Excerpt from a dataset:
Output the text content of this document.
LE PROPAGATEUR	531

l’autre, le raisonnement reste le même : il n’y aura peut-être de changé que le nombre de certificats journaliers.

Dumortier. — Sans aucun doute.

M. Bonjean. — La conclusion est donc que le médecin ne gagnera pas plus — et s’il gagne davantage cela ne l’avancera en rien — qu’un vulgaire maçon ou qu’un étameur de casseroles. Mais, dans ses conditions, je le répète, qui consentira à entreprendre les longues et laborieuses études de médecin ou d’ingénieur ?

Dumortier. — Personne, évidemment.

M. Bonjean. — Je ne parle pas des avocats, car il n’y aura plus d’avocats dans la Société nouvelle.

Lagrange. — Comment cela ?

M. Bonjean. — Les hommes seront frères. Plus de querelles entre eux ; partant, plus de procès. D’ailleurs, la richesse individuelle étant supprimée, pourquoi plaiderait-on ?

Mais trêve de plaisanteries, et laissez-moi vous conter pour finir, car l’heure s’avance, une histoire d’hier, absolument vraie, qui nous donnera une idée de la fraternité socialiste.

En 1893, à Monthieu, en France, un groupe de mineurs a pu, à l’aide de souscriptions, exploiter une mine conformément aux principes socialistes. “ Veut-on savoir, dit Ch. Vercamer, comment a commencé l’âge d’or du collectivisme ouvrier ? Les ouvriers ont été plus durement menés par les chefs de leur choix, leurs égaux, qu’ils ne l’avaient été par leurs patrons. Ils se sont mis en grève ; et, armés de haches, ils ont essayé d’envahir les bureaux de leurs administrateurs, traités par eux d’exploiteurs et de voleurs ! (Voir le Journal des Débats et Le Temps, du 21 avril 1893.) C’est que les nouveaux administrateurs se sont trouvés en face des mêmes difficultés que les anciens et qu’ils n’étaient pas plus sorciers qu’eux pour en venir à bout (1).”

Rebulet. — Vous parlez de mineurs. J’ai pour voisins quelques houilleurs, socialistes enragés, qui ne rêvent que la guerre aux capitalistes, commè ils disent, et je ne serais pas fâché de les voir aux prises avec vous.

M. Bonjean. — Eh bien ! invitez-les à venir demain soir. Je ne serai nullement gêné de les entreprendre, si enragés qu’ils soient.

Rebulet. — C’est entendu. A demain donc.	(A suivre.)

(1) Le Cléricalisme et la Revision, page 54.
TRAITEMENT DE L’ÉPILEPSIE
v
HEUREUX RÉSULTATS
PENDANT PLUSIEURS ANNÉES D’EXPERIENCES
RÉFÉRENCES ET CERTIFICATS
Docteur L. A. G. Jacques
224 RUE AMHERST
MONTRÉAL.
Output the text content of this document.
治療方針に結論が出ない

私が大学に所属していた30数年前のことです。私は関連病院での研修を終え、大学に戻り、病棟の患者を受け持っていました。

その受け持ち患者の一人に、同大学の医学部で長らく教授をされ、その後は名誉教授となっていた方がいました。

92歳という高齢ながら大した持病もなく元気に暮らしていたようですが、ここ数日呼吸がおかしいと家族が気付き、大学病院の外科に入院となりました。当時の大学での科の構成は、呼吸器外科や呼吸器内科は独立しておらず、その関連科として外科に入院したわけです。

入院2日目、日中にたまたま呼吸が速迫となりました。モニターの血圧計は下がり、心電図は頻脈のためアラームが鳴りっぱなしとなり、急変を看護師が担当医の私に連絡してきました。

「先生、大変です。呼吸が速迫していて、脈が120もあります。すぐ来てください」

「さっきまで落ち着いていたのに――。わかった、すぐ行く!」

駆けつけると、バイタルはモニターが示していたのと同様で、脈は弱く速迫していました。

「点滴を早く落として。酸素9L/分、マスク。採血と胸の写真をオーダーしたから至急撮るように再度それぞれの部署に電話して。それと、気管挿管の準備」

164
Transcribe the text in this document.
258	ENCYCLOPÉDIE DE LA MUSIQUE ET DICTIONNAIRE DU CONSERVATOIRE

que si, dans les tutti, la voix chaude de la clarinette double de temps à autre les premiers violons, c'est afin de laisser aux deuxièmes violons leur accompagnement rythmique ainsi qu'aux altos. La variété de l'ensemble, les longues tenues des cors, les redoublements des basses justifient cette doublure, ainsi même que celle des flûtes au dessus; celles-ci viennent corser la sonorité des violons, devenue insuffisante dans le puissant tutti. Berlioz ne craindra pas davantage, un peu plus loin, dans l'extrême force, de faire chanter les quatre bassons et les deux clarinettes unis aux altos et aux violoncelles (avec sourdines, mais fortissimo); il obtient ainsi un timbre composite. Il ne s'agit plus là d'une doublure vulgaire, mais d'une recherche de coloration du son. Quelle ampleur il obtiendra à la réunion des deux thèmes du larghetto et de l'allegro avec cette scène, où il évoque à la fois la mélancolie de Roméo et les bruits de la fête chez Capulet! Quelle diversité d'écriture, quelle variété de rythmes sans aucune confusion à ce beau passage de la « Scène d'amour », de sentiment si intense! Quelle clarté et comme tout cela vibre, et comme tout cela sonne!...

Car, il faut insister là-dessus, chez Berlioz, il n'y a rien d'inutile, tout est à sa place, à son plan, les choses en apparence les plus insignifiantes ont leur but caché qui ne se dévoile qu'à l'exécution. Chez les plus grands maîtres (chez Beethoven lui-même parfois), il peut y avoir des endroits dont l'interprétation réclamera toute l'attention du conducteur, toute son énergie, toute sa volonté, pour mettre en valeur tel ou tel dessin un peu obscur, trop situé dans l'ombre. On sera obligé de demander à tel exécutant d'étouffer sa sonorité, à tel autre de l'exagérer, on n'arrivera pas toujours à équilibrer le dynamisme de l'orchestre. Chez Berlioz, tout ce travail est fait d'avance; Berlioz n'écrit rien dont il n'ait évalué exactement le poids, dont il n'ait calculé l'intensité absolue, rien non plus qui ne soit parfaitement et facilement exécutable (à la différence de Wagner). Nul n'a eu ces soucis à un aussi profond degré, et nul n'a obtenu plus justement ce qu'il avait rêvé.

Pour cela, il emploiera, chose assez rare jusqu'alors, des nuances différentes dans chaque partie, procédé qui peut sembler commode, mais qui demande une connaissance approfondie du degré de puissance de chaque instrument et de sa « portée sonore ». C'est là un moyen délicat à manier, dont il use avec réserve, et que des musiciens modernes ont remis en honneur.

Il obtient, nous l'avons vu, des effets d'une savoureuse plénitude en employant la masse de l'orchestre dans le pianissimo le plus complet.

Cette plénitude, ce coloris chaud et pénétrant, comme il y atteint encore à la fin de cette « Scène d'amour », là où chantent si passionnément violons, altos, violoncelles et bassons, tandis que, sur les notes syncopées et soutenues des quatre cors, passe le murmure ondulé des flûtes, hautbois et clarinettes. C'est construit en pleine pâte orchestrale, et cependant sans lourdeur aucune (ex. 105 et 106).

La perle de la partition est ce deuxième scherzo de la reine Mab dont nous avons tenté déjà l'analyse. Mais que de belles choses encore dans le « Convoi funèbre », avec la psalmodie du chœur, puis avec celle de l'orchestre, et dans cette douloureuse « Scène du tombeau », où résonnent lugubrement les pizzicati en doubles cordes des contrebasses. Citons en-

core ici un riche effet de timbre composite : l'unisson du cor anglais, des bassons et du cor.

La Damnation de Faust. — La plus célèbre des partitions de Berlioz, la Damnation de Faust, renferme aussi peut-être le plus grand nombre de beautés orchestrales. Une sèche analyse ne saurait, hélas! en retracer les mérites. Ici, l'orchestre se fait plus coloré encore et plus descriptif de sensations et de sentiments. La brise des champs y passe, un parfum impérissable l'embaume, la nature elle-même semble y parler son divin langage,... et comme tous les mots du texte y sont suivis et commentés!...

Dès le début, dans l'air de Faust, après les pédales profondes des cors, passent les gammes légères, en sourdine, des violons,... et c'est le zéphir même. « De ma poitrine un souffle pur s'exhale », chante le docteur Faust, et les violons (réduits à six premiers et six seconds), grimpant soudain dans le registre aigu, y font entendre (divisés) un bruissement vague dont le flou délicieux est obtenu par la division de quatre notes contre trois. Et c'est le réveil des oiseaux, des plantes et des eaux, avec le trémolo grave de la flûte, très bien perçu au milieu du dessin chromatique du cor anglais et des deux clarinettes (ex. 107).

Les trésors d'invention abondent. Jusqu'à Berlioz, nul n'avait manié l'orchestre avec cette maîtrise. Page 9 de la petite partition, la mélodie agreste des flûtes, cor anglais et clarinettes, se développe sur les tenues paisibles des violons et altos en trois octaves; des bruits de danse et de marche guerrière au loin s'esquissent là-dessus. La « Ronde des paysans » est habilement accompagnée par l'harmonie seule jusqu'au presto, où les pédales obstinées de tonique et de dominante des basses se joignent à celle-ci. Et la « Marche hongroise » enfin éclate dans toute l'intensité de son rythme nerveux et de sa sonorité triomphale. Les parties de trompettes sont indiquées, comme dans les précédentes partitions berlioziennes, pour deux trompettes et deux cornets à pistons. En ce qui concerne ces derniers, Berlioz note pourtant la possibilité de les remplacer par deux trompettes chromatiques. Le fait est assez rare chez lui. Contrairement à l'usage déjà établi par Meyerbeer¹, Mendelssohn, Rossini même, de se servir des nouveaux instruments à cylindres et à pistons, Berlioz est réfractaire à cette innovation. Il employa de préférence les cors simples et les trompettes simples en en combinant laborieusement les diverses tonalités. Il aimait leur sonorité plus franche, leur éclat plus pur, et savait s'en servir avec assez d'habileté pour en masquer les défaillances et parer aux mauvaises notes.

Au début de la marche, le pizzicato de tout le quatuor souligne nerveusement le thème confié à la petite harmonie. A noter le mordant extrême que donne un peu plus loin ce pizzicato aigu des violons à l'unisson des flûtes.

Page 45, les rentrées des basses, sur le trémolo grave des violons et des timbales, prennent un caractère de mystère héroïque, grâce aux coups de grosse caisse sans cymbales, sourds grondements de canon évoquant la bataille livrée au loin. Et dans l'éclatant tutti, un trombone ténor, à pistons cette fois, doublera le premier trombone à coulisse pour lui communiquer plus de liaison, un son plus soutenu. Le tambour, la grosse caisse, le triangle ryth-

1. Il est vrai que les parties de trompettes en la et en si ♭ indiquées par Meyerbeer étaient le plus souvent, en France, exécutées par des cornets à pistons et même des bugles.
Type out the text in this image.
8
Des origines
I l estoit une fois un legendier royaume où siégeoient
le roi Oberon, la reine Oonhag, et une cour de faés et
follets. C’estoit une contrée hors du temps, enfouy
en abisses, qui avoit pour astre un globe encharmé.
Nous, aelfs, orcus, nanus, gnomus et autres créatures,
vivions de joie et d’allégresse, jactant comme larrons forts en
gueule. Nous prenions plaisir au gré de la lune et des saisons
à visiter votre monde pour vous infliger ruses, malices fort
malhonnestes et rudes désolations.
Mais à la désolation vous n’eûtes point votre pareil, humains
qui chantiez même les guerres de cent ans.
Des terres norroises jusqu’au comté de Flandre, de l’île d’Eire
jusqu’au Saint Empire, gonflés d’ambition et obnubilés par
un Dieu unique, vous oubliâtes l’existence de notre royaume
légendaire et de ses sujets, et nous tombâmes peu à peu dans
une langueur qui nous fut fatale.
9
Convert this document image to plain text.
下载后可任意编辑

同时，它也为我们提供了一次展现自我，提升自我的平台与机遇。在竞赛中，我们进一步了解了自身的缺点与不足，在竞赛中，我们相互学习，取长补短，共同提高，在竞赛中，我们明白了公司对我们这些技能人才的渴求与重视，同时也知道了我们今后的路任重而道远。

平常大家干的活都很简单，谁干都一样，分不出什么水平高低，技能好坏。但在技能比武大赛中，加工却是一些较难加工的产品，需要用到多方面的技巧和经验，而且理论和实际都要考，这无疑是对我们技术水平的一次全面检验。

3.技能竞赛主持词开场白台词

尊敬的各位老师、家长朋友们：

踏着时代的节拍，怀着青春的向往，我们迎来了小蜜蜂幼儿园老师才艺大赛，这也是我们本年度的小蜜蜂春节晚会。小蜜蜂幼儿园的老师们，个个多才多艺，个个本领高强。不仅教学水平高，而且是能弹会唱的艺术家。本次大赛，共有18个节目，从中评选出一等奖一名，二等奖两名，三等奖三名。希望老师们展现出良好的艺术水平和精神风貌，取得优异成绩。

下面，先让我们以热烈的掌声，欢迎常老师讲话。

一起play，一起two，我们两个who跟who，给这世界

## What to produce
Begin with the line that contains "Convert this document image to plain text." and set down each line exactly until the records above end, including the final line.

## Response to the exercise
Convert this document image to plain text.
下载后可任意编辑

同时，它也为我们提供了一次展现自我，提升自我的平台与机遇。在竞赛中，我们进一步了解了自身的缺点与不足，在竞赛中，我们相互学习，取长补短，共同提高，在竞赛中，我们明白了公司对我们这些技能人才的渴求与重视，同时也知道了我们今后的路任重而道远。

平常大家干的活都很简单，谁干都一样，分不出什么水平高低，技能好坏。但在技能比武大赛中，加工却是一些较难加工的产品，需要用到多方面的技巧和经验，而且理论和实际都要考，这无疑是对我们技术水平的一次全面检验。

3.技能竞赛主持词开场白台词

尊敬的各位老师、家长朋友们：

踏着时代的节拍，怀着青春的向往，我们迎来了小蜜蜂幼儿园老师才艺大赛，这也是我们本年度的小蜜蜂春节晚会。小蜜蜂幼儿园的老师们，个个多才多艺，个个本领高强。不仅教学水平高，而且是能弹会唱的艺术家。本次大赛，共有18个节目，从中评选出一等奖一名，二等奖两名，三等奖三名。希望老师们展现出良好的艺术水平和精神风貌，取得优异成绩。

下面，先让我们以热烈的掌声，欢迎常老师讲话。

一起play，一起two，我们两个who跟who，给这世界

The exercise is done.